AIM | Please report every line from the material that contains the word "Edited".

# # # #

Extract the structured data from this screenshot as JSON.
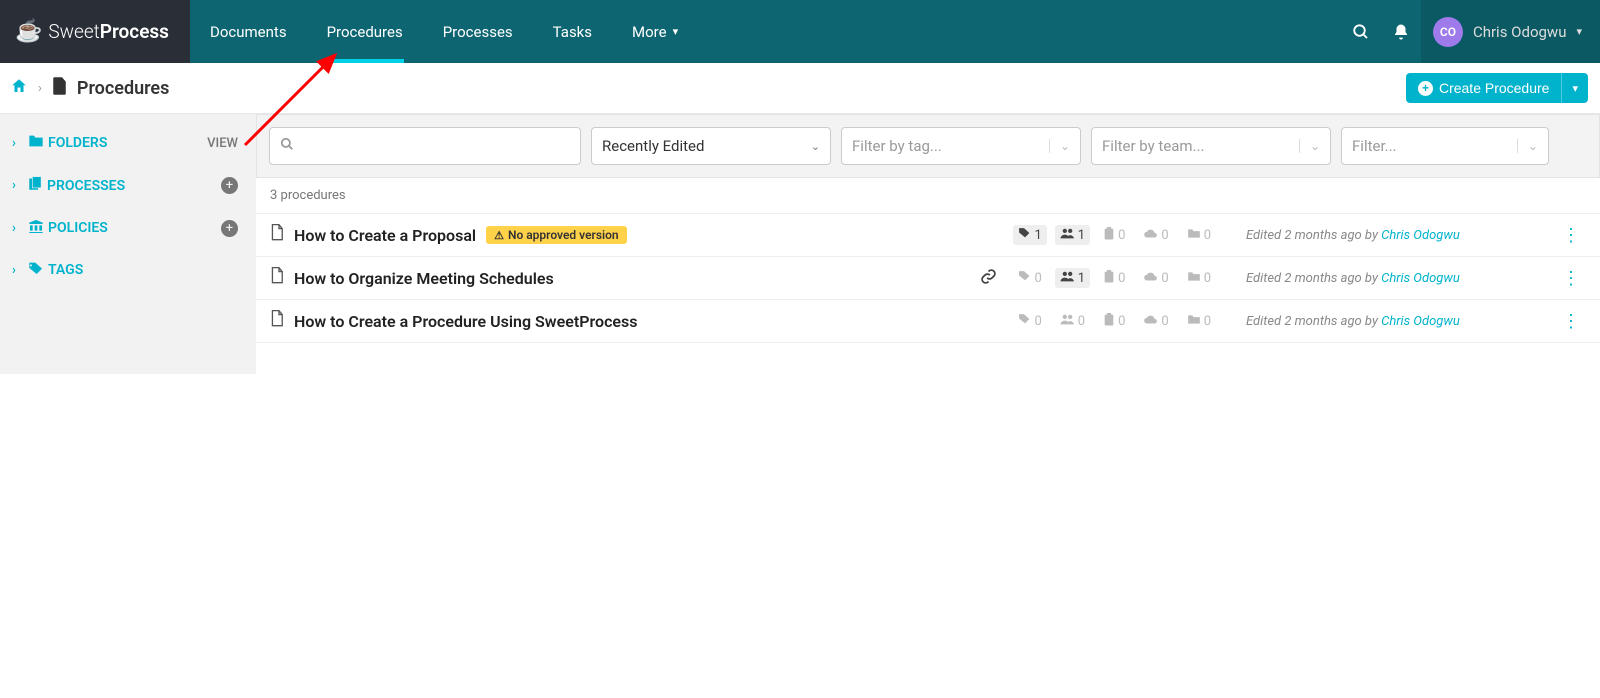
{
  "brand": {
    "name_a": "Sweet",
    "name_b": "Process"
  },
  "nav": {
    "items": [
      {
        "label": "Documents",
        "active": false
      },
      {
        "label": "Procedures",
        "active": true
      },
      {
        "label": "Processes",
        "active": false
      },
      {
        "label": "Tasks",
        "active": false
      },
      {
        "label": "More",
        "active": false,
        "caret": true
      }
    ]
  },
  "user": {
    "initials": "CO",
    "name": "Chris Odogwu"
  },
  "breadcrumb": {
    "title": "Procedures"
  },
  "create_button": {
    "label": "Create Procedure"
  },
  "sidebar": {
    "items": [
      {
        "label": "FOLDERS",
        "right_type": "text",
        "right_text": "VIEW"
      },
      {
        "label": "PROCESSES",
        "right_type": "plus"
      },
      {
        "label": "POLICIES",
        "right_type": "plus"
      },
      {
        "label": "TAGS",
        "right_type": "none"
      }
    ]
  },
  "filters": {
    "sort": "Recently Edited",
    "tag_placeholder": "Filter by tag...",
    "team_placeholder": "Filter by team...",
    "generic_placeholder": "Filter..."
  },
  "count_text": "3 procedures",
  "warn_label": "No approved version",
  "edited_prefix": "Edited 2 months ago by ",
  "rows": [
    {
      "title": "How to Create a Proposal",
      "warn": true,
      "link_icon": false,
      "metrics": {
        "tags": {
          "n": "1",
          "active": true
        },
        "people": {
          "n": "1",
          "active": true
        },
        "tasks": {
          "n": "0",
          "active": false
        },
        "cloud": {
          "n": "0",
          "active": false
        },
        "folder": {
          "n": "0",
          "active": false
        }
      },
      "author": "Chris Odogwu"
    },
    {
      "title": "How to Organize Meeting Schedules",
      "warn": false,
      "link_icon": true,
      "metrics": {
        "tags": {
          "n": "0",
          "active": false
        },
        "people": {
          "n": "1",
          "active": true
        },
        "tasks": {
          "n": "0",
          "active": false
        },
        "cloud": {
          "n": "0",
          "active": false
        },
        "folder": {
          "n": "0",
          "active": false
        }
      },
      "author": "Chris Odogwu"
    },
    {
      "title": "How to Create a Procedure Using SweetProcess",
      "warn": false,
      "link_icon": false,
      "metrics": {
        "tags": {
          "n": "0",
          "active": false
        },
        "people": {
          "n": "0",
          "active": false
        },
        "tasks": {
          "n": "0",
          "active": false
        },
        "cloud": {
          "n": "0",
          "active": false
        },
        "folder": {
          "n": "0",
          "active": false
        }
      },
      "author": "Chris Odogwu"
    }
  ]
}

# # # #

WRITTEN ANSWER |
    "sort": "Recently Edited",
  "edited_prefix": "Edited 2 months ago by ",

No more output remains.